### Written exercise:
With the images removed, repeat the data below exactly.

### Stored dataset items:
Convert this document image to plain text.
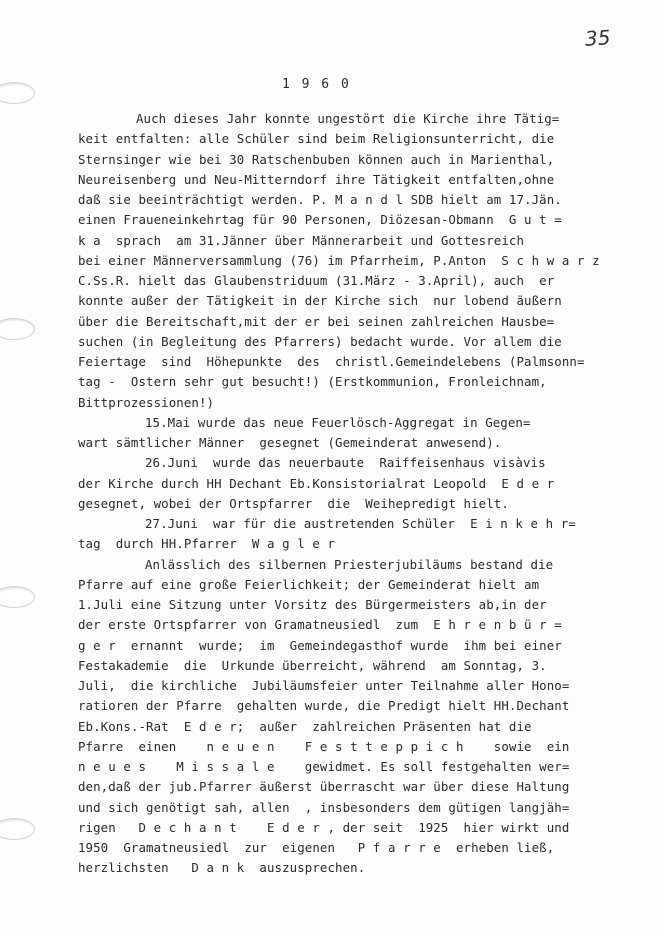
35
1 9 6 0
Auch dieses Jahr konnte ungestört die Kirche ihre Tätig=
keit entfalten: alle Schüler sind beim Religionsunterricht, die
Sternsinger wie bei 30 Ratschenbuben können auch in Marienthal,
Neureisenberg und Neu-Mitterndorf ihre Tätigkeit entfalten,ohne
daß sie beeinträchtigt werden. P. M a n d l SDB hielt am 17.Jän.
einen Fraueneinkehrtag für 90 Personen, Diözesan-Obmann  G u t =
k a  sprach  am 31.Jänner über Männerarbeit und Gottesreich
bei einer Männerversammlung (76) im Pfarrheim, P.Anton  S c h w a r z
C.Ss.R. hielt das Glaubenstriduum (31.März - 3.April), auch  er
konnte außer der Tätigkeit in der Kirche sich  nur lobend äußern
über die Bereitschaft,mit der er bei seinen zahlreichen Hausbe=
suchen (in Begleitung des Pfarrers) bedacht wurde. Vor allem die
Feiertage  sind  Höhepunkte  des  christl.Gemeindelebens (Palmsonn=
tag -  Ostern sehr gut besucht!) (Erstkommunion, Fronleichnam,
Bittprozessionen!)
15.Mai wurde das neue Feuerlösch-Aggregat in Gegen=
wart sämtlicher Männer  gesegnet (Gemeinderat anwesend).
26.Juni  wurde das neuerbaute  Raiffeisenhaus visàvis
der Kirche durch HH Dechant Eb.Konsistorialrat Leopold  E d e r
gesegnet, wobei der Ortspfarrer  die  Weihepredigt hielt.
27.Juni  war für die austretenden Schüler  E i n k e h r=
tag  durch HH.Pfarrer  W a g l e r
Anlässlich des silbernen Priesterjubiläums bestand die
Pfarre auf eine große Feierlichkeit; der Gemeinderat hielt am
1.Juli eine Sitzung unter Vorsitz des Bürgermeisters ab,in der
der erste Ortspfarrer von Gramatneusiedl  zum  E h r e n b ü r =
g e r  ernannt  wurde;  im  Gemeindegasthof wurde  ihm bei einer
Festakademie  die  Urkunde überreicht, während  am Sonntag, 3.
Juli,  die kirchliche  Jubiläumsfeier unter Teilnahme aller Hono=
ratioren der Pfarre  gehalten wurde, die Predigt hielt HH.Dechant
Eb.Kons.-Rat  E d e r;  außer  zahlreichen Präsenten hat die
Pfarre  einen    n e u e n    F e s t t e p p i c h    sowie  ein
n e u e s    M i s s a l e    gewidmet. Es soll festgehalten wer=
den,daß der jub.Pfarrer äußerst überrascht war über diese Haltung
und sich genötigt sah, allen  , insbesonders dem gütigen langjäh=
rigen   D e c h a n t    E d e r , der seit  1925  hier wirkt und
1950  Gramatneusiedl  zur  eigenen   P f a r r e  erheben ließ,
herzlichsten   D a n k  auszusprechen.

### Exercise output:
Convert this document image to plain text.
35
1 9 6 0
Auch dieses Jahr konnte ungestört die Kirche ihre Tätig=
keit entfalten: alle Schüler sind beim Religionsunterricht, die
Sternsinger wie bei 30 Ratschenbuben können auch in Marienthal,
Neureisenberg und Neu-Mitterndorf ihre Tätigkeit entfalten,ohne
daß sie beeinträchtigt werden. P. M a n d l SDB hielt am 17.Jän.
einen Fraueneinkehrtag für 90 Personen, Diözesan-Obmann  G u t =
k a  sprach  am 31.Jänner über Männerarbeit und Gottesreich
bei einer Männerversammlung (76) im Pfarrheim, P.Anton  S c h w a r z
C.Ss.R. hielt das Glaubenstriduum (31.März - 3.April), auch  er
konnte außer der Tätigkeit in der Kirche sich  nur lobend äußern
über die Bereitschaft,mit der er bei seinen zahlreichen Hausbe=
suchen (in Begleitung des Pfarrers) bedacht wurde. Vor allem die
Feiertage  sind  Höhepunkte  des  christl.Gemeindelebens (Palmsonn=
tag -  Ostern sehr gut besucht!) (Erstkommunion, Fronleichnam,
Bittprozessionen!)
15.Mai wurde das neue Feuerlösch-Aggregat in Gegen=
wart sämtlicher Männer  gesegnet (Gemeinderat anwesend).
26.Juni  wurde das neuerbaute  Raiffeisenhaus visàvis
der Kirche durch HH Dechant Eb.Konsistorialrat Leopold  E d e r
gesegnet, wobei der Ortspfarrer  die  Weihepredigt hielt.
27.Juni  war für die austretenden Schüler  E i n k e h r=
tag  durch HH.Pfarrer  W a g l e r
Anlässlich des silbernen Priesterjubiläums bestand die
Pfarre auf eine große Feierlichkeit; der Gemeinderat hielt am
1.Juli eine Sitzung unter Vorsitz des Bürgermeisters ab,in der
der erste Ortspfarrer von Gramatneusiedl  zum  E h r e n b ü r =
g e r  ernannt  wurde;  im  Gemeindegasthof wurde  ihm bei einer
Festakademie  die  Urkunde überreicht, während  am Sonntag, 3.
Juli,  die kirchliche  Jubiläumsfeier unter Teilnahme aller Hono=
ratioren der Pfarre  gehalten wurde, die Predigt hielt HH.Dechant
Eb.Kons.-Rat  E d e r;  außer  zahlreichen Präsenten hat die
Pfarre  einen    n e u e n    F e s t t e p p i c h    sowie  ein
n e u e s    M i s s a l e    gewidmet. Es soll festgehalten wer=
den,daß der jub.Pfarrer äußerst überrascht war über diese Haltung
und sich genötigt sah, allen  , insbesonders dem gütigen langjäh=
rigen   D e c h a n t    E d e r , der seit  1925  hier wirkt und
1950  Gramatneusiedl  zur  eigenen   P f a r r e  erheben ließ,
herzlichsten   D a n k  auszusprechen.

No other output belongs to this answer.